* **Task to complete**
The listing below should be written out exactly; please include all of it.

* **Data provided**
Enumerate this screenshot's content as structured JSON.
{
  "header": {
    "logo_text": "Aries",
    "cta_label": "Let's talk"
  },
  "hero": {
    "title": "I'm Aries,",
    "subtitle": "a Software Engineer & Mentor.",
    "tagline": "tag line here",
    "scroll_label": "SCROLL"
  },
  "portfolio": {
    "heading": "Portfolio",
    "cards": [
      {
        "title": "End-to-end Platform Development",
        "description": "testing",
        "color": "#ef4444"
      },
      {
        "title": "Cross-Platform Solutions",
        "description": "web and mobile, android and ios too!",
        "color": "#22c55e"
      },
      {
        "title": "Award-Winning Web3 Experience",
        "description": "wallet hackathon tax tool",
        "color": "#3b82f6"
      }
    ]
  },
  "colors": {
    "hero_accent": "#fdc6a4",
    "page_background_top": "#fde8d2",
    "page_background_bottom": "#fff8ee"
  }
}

* **Exercise solution**
Enumerate this screenshot's content as structured JSON.
{
  "header": {
    "logo_text": "Aries",
    "cta_label": "Let's talk"
  },
  "hero": {
    "title": "I'm Aries,",
    "subtitle": "a Software Engineer & Mentor.",
    "tagline": "tag line here",
    "scroll_label": "SCROLL"
  },
  "portfolio": {
    "heading": "Portfolio",
    "cards": [
      {
        "title": "End-to-end Platform Development",
        "description": "testing",
        "color": "#ef4444"
      },
      {
        "title": "Cross-Platform Solutions",
        "description": "web and mobile, android and ios too!",
        "color": "#22c55e"
      },
      {
        "title": "Award-Winning Web3 Experience",
        "description": "wallet hackathon tax tool",
        "color": "#3b82f6"
      }
    ]
  },
  "colors": {
    "hero_accent": "#fdc6a4",
    "page_background_top": "#fde8d2",
    "page_background_bottom": "#fff8ee"
  }
}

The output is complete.